Supplied data:
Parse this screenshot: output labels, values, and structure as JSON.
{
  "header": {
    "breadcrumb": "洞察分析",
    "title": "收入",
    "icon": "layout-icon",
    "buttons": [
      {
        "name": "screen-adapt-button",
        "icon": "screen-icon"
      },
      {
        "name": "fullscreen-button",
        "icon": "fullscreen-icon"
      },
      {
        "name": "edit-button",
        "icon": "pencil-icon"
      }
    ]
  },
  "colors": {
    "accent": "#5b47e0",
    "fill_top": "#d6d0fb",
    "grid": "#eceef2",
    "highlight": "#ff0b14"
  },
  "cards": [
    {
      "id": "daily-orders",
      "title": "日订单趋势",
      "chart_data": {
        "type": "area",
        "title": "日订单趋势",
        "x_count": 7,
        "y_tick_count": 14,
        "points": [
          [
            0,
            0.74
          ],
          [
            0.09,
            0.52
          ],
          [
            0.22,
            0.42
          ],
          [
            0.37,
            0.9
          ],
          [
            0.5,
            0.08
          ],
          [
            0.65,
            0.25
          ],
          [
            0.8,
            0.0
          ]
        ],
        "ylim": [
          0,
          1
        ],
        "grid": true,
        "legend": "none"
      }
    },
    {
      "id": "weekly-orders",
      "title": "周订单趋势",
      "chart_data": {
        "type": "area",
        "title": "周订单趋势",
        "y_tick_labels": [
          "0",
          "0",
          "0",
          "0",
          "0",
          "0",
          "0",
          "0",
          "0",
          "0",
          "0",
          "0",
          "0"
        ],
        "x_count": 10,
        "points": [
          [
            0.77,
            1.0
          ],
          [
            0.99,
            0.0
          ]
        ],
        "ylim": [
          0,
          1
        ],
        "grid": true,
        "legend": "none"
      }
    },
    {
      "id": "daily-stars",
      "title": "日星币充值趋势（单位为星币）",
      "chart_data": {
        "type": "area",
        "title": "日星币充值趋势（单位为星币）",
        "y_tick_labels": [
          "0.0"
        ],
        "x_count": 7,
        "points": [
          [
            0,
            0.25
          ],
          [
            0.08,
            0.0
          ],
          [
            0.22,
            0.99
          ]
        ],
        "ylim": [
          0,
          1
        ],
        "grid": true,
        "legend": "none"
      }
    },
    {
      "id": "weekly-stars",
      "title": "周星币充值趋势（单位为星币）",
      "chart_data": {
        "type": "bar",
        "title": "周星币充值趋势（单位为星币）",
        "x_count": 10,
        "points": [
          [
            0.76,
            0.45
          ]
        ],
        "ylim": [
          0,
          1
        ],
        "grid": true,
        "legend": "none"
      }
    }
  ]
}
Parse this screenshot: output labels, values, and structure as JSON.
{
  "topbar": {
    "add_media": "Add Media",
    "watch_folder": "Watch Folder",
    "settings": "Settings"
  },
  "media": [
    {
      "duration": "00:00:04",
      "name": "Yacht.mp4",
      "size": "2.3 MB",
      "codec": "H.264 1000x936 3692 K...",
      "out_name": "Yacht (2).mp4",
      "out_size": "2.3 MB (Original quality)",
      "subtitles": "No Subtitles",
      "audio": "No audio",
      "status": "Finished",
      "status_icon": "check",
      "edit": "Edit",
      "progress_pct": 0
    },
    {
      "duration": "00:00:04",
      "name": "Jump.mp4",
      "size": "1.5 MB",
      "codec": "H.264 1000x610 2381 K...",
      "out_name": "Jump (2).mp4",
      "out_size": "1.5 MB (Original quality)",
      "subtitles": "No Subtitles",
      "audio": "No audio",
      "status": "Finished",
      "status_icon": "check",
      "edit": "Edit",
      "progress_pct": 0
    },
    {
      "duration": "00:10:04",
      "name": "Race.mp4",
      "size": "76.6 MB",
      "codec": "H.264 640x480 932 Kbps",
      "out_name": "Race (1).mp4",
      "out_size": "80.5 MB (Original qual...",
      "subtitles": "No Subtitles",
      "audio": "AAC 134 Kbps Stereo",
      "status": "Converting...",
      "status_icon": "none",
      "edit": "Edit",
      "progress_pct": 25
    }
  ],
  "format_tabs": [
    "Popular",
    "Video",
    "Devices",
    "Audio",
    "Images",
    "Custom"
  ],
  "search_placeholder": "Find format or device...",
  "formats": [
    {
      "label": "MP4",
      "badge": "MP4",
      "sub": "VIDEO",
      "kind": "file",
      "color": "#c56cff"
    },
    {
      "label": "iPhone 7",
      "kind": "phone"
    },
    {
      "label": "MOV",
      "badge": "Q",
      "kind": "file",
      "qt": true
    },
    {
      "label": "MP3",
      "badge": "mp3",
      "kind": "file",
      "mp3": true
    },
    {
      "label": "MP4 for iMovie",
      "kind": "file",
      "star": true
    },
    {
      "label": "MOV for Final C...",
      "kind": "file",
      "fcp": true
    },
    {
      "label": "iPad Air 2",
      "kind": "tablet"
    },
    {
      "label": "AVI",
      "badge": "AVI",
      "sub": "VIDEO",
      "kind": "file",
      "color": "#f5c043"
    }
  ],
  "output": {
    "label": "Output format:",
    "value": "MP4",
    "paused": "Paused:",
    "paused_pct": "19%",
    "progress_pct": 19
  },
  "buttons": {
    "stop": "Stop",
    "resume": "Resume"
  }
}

Exercise prompt: The lines above should be duplicated exactly.

Result of the task:
Parse this screenshot: output labels, values, and structure as JSON.
{
  "header": {
    "breadcrumb": "洞察分析",
    "title": "收入",
    "icon": "layout-icon",
    "buttons": [
      {
        "name": "screen-adapt-button",
        "icon": "screen-icon"
      },
      {
        "name": "fullscreen-button",
        "icon": "fullscreen-icon"
      },
      {
        "name": "edit-button",
        "icon": "pencil-icon"
      }
    ]
  },
  "colors": {
    "accent": "#5b47e0",
    "fill_top": "#d6d0fb",
    "grid": "#eceef2",
    "highlight": "#ff0b14"
  },
  "cards": [
    {
      "id": "daily-orders",
      "title": "日订单趋势",
      "chart_data": {
        "type": "area",
        "title": "日订单趋势",
        "x_count": 7,
        "y_tick_count": 14,
        "points": [
          [
            0,
            0.74
          ],
          [
            0.09,
            0.52
          ],
          [
            0.22,
            0.42
          ],
          [
            0.37,
            0.9
          ],
          [
            0.5,
            0.08
          ],
          [
            0.65,
            0.25
          ],
          [
            0.8,
            0.0
          ]
        ],
        "ylim": [
          0,
          1
        ],
        "grid": true,
        "legend": "none"
      }
    },
    {
      "id": "weekly-orders",
      "title": "周订单趋势",
      "chart_data": {
        "type": "area",
        "title": "周订单趋势",
        "y_tick_labels": [
          "0",
          "0",
          "0",
          "0",
          "0",
          "0",
          "0",
          "0",
          "0",
          "0",
          "0",
          "0",
          "0"
        ],
        "x_count": 10,
        "points": [
          [
            0.77,
            1.0
          ],
          [
            0.99,
            0.0
          ]
        ],
        "ylim": [
          0,
          1
        ],
        "grid": true,
        "legend": "none"
      }
    },
    {
      "id": "daily-stars",
      "title": "日星币充值趋势（单位为星币）",
      "chart_data": {
        "type": "area",
        "title": "日星币充值趋势（单位为星币）",
        "y_tick_labels": [
          "0.0"
        ],
        "x_count": 7,
        "points": [
          [
            0,
            0.25
          ],
          [
            0.08,
            0.0
          ],
          [
            0.22,
            0.99
          ]
        ],
        "ylim": [
          0,
          1
        ],
        "grid": true,
        "legend": "none"
      }
    },
    {
      "id": "weekly-stars",
      "title": "周星币充值趋势（单位为星币）",
      "chart_data": {
        "type": "bar",
        "title": "周星币充值趋势（单位为星币）",
        "x_count": 10,
        "points": [
          [
            0.76,
            0.45
          ]
        ],
        "ylim": [
          0,
          1
        ],
        "grid": true,
        "legend": "none"
      }
    }
  ]
}
Parse this screenshot: output labels, values, and structure as JSON.
{
  "topbar": {
    "add_media": "Add Media",
    "watch_folder": "Watch Folder",
    "settings": "Settings"
  },
  "media": [
    {
      "duration": "00:00:04",
      "name": "Yacht.mp4",
      "size": "2.3 MB",
      "codec": "H.264 1000x936 3692 K...",
      "out_name": "Yacht (2).mp4",
      "out_size": "2.3 MB (Original quality)",
      "subtitles": "No Subtitles",
      "audio": "No audio",
      "status": "Finished",
      "status_icon": "check",
      "edit": "Edit",
      "progress_pct": 0
    },
    {
      "duration": "00:00:04",
      "name": "Jump.mp4",
      "size": "1.5 MB",
      "codec": "H.264 1000x610 2381 K...",
      "out_name": "Jump (2).mp4",
      "out_size": "1.5 MB (Original quality)",
      "subtitles": "No Subtitles",
      "audio": "No audio",
      "status": "Finished",
      "status_icon": "check",
      "edit": "Edit",
      "progress_pct": 0
    },
    {
      "duration": "00:10:04",
      "name": "Race.mp4",
      "size": "76.6 MB",
      "codec": "H.264 640x480 932 Kbps",
      "out_name": "Race (1).mp4",
      "out_size": "80.5 MB (Original qual...",
      "subtitles": "No Subtitles",
      "audio": "AAC 134 Kbps Stereo",
      "status": "Converting...",
      "status_icon": "none",
      "edit": "Edit",
      "progress_pct": 25
    }
  ],
  "format_tabs": [
    "Popular",
    "Video",
    "Devices",
    "Audio",
    "Images",
    "Custom"
  ],
  "search_placeholder": "Find format or device...",
  "formats": [
    {
      "label": "MP4",
      "badge": "MP4",
      "sub": "VIDEO",
      "kind": "file",
      "color": "#c56cff"
    },
    {
      "label": "iPhone 7",
      "kind": "phone"
    },
    {
      "label": "MOV",
      "badge": "Q",
      "kind": "file",
      "qt": true
    },
    {
      "label": "MP3",
      "badge": "mp3",
      "kind": "file",
      "mp3": true
    },
    {
      "label": "MP4 for iMovie",
      "kind": "file",
      "star": true
    },
    {
      "label": "MOV for Final C...",
      "kind": "file",
      "fcp": true
    },
    {
      "label": "iPad Air 2",
      "kind": "tablet"
    },
    {
      "label": "AVI",
      "badge": "AVI",
      "sub": "VIDEO",
      "kind": "file",
      "color": "#f5c043"
    }
  ],
  "output": {
    "label": "Output format:",
    "value": "MP4",
    "paused": "Paused:",
    "paused_pct": "19%",
    "progress_pct": 19
  },
  "buttons": {
    "stop": "Stop",
    "resume": "Resume"
  }
}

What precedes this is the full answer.